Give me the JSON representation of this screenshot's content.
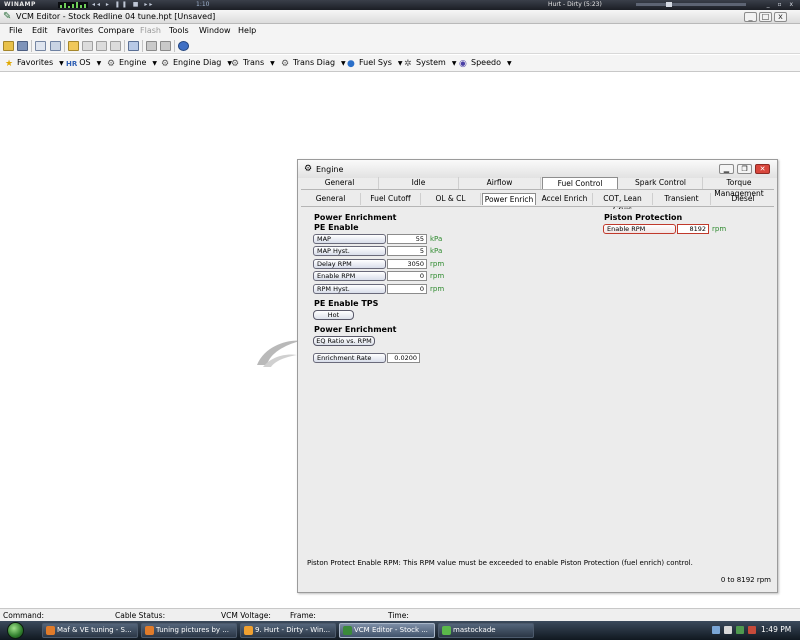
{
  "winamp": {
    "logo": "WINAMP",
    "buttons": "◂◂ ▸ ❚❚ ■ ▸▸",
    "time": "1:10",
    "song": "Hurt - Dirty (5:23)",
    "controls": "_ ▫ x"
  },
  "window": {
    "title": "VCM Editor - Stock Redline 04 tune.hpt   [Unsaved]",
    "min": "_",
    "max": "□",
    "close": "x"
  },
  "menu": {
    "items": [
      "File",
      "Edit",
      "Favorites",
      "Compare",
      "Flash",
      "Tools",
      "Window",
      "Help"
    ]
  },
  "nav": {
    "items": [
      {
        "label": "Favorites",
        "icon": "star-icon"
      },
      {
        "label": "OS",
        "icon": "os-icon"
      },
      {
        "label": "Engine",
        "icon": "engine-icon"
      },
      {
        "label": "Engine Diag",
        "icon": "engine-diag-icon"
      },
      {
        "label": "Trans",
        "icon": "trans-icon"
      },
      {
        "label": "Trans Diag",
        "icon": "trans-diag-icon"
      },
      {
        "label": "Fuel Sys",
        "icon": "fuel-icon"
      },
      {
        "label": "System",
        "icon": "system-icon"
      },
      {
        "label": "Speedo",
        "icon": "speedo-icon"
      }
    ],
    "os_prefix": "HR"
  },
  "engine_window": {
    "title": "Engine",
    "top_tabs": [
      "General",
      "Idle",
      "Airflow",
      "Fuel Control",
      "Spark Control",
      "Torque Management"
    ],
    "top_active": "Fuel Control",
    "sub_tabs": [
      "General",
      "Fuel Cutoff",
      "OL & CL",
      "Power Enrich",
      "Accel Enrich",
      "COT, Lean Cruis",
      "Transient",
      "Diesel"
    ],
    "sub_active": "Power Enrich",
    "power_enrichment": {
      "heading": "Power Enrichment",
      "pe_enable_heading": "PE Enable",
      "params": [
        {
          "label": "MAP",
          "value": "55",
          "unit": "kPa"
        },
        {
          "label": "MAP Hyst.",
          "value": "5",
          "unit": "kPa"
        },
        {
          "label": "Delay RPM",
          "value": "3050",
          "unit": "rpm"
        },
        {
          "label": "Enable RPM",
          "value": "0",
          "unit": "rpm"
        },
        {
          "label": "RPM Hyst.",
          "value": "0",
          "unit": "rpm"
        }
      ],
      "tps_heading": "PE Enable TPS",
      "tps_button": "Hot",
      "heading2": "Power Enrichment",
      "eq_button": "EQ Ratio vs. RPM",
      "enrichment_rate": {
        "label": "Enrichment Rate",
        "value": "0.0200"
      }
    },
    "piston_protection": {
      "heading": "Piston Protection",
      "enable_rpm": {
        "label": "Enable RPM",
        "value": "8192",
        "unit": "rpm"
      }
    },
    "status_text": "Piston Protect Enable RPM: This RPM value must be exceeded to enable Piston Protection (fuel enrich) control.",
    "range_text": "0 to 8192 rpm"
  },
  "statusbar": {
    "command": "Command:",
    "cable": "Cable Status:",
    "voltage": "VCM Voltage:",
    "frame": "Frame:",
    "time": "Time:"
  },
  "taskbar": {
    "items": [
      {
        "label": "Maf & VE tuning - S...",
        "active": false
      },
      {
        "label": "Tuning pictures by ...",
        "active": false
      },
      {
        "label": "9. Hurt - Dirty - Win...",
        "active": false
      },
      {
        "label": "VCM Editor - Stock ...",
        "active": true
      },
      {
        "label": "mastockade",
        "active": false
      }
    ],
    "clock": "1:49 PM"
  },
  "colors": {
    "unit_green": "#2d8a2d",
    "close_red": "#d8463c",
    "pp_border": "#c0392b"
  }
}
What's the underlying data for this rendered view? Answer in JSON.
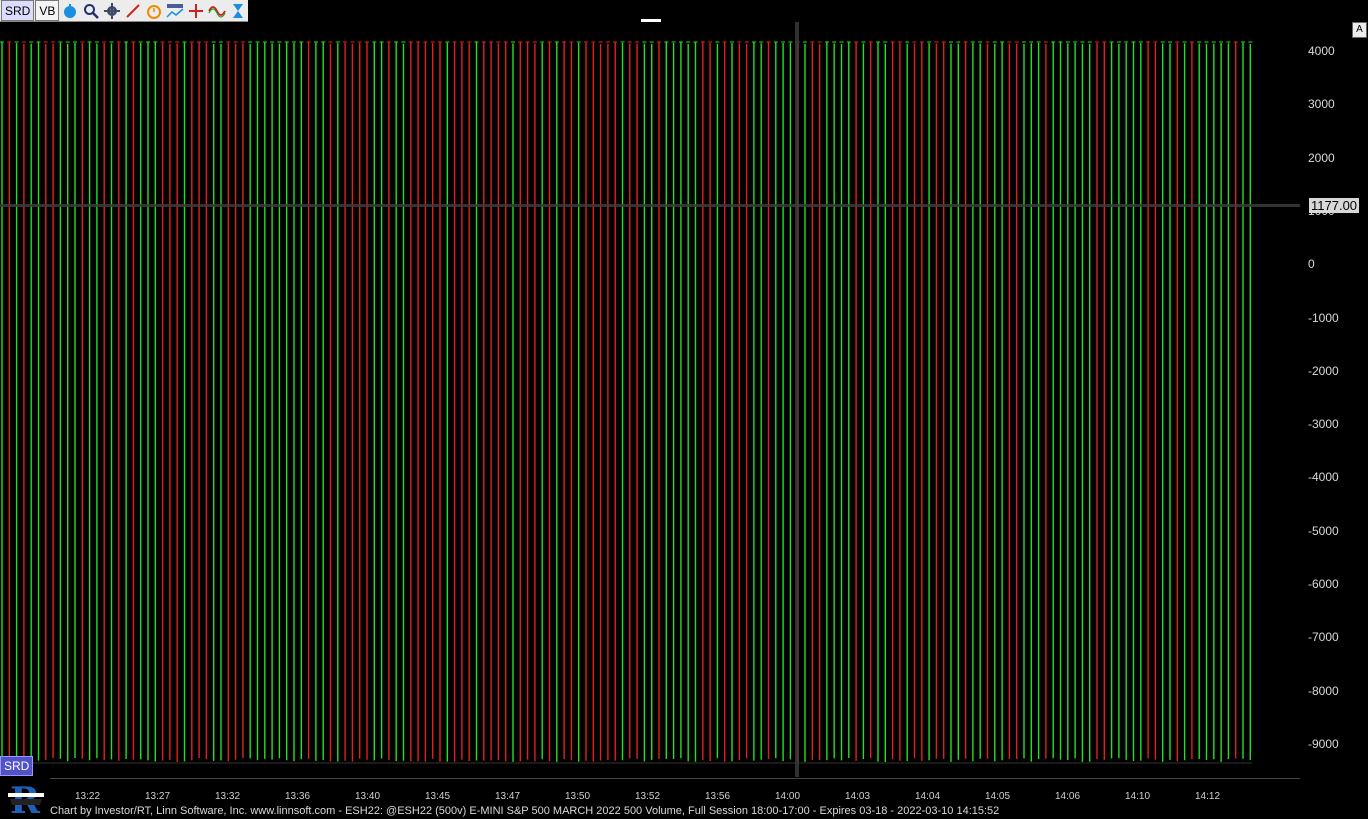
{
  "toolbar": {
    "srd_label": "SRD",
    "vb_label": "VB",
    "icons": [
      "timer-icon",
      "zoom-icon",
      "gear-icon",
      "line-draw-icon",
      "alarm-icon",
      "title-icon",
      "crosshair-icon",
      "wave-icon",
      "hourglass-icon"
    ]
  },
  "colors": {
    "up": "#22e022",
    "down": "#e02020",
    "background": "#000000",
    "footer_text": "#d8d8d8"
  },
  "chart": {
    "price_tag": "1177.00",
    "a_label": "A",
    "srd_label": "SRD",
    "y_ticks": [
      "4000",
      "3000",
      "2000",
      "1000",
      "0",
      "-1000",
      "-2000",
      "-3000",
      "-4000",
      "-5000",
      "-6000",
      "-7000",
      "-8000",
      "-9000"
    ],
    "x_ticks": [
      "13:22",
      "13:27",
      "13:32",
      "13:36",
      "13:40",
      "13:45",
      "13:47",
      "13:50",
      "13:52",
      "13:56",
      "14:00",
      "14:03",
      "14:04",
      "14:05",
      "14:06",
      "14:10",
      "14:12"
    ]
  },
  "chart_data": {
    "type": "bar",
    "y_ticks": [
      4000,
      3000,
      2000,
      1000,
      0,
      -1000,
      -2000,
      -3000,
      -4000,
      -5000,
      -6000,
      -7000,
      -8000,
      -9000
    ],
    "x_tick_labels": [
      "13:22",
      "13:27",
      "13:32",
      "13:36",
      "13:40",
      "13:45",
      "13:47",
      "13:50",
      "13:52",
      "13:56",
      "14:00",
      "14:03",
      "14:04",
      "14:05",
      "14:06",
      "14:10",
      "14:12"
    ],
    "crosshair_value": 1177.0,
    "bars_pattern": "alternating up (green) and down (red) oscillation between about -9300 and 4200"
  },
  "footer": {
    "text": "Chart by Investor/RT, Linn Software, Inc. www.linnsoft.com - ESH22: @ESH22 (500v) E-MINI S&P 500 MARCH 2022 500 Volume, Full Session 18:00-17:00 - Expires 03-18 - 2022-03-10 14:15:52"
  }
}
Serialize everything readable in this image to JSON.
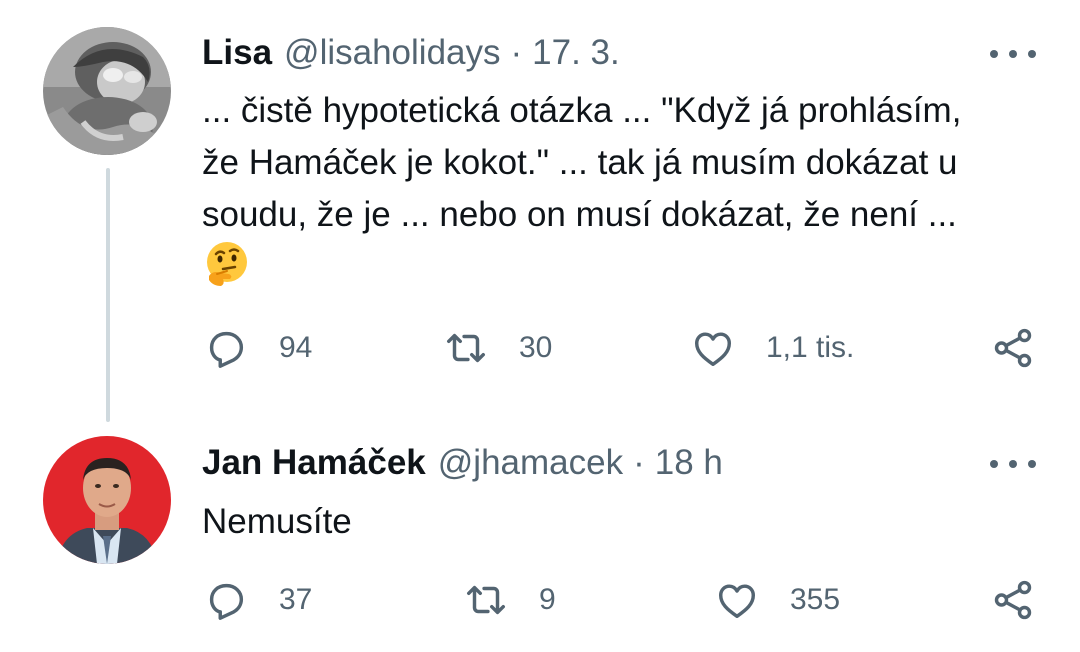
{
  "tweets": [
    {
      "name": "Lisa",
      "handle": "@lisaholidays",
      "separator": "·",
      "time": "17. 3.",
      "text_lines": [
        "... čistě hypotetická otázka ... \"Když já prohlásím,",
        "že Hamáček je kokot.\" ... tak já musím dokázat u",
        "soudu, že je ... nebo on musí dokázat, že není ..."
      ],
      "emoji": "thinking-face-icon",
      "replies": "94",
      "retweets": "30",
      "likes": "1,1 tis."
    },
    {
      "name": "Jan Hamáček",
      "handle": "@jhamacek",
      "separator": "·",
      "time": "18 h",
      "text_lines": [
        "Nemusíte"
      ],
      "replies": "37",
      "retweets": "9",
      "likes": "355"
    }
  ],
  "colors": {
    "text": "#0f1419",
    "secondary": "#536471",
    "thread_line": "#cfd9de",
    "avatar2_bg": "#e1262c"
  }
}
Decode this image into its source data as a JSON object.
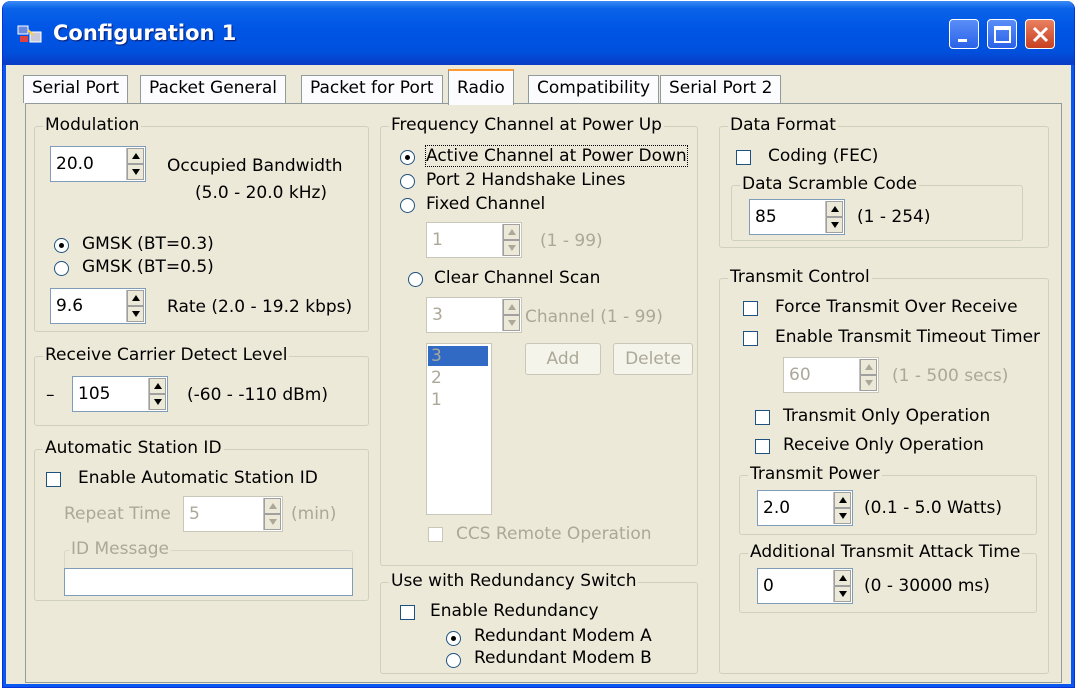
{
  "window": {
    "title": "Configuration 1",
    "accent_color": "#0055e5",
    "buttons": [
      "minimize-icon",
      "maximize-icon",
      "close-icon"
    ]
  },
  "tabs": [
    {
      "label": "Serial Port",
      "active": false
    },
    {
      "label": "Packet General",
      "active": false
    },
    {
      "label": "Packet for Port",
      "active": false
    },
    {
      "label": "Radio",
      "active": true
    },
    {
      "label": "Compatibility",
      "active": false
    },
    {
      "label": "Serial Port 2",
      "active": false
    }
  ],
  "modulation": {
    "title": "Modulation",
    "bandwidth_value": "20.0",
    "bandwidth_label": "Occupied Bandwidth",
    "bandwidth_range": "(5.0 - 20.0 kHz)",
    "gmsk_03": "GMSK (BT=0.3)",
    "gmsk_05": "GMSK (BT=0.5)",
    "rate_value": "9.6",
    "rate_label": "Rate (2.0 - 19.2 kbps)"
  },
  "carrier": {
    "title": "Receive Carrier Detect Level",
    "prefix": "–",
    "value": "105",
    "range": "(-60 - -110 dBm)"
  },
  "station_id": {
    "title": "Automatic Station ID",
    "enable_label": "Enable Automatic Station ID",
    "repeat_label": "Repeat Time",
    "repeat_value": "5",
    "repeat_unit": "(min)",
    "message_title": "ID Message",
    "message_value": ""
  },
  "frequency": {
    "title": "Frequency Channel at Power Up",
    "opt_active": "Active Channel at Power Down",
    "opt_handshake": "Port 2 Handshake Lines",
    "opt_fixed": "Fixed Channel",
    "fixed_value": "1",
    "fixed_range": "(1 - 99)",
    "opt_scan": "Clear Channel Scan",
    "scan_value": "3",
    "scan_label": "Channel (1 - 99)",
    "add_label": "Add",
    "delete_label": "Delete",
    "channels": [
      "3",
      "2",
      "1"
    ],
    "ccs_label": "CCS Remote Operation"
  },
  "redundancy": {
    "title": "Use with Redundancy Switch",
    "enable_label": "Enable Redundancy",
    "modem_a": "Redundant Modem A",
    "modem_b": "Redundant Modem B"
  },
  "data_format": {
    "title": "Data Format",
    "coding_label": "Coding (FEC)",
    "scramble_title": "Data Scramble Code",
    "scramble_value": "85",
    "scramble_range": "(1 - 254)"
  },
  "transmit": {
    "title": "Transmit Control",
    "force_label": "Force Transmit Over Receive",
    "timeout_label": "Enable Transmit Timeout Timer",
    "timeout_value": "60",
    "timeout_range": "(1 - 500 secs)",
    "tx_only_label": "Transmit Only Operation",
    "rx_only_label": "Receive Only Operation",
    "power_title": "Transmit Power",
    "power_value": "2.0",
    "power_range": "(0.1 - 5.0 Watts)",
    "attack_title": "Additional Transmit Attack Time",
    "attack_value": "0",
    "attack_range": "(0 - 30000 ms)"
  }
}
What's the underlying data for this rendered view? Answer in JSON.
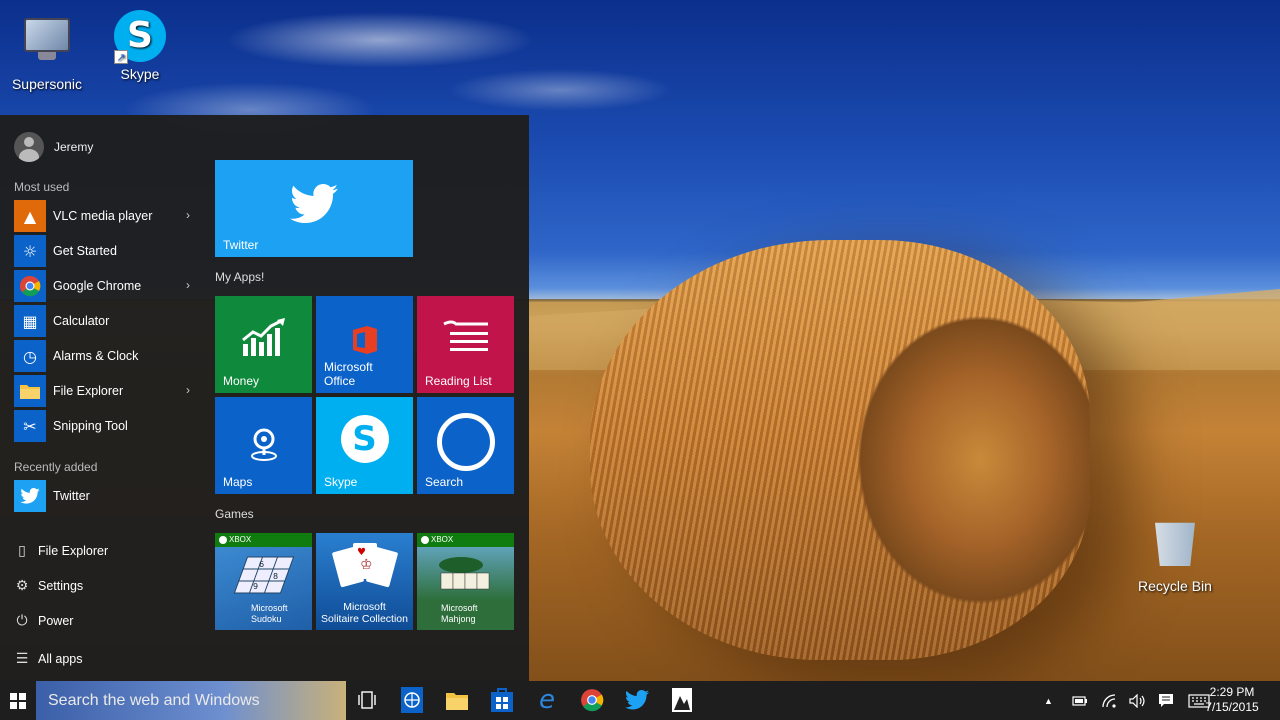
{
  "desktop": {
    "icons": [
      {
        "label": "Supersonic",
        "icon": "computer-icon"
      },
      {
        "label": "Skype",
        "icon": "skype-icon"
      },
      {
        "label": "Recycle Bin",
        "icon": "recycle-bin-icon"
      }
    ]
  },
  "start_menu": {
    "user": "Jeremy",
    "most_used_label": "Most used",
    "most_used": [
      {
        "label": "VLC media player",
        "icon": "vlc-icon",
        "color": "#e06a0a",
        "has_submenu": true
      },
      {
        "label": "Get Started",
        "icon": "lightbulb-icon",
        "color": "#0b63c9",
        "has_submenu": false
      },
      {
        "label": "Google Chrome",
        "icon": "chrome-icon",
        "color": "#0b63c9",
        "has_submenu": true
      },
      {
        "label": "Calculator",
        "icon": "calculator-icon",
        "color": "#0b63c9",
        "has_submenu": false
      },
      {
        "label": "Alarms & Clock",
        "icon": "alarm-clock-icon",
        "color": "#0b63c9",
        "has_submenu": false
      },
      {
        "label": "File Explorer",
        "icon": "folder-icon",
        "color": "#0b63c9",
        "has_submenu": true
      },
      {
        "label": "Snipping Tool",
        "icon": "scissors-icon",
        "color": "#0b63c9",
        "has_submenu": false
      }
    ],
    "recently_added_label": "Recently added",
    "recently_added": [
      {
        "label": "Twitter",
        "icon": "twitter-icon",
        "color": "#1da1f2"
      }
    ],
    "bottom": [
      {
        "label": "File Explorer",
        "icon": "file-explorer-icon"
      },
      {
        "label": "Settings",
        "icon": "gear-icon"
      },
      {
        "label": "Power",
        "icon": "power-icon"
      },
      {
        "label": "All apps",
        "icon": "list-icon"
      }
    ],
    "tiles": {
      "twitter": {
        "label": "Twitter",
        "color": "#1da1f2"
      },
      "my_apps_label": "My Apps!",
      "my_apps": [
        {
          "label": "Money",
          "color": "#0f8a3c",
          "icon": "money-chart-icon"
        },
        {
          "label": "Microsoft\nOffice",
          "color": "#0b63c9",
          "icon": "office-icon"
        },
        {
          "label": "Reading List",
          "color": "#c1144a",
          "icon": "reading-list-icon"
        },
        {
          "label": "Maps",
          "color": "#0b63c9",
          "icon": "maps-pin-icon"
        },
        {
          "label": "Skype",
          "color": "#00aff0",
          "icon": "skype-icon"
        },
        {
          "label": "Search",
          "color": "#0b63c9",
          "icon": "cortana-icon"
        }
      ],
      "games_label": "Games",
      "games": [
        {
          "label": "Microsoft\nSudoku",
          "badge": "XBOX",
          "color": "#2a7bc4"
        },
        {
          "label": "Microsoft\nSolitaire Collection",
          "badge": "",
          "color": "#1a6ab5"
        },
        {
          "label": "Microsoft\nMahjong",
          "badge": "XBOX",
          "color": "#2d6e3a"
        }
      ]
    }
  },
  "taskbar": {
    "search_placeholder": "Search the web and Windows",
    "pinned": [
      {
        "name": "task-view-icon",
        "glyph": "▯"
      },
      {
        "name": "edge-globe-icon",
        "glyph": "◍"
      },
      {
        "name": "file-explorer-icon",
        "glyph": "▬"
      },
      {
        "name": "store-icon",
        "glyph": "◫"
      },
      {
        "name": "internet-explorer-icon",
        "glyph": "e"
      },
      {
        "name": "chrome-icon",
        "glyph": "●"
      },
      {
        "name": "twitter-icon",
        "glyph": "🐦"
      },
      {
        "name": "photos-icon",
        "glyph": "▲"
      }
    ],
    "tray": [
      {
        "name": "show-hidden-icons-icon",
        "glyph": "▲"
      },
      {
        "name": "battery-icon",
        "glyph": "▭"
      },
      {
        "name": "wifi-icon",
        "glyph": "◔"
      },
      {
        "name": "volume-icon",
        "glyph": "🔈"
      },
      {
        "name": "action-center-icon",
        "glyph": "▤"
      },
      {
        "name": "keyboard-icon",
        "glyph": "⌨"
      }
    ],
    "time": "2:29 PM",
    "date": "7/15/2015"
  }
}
※
▶ _WHAT THIS TASK INVOLVES_
Extract, from the listing above, every line where the string "Hurt" occurs.

▶ _CORRECT RESULT_
    "song": "Hurt - Dirty (5:23)",
        "label": "9. Hurt - Dirty - Win...",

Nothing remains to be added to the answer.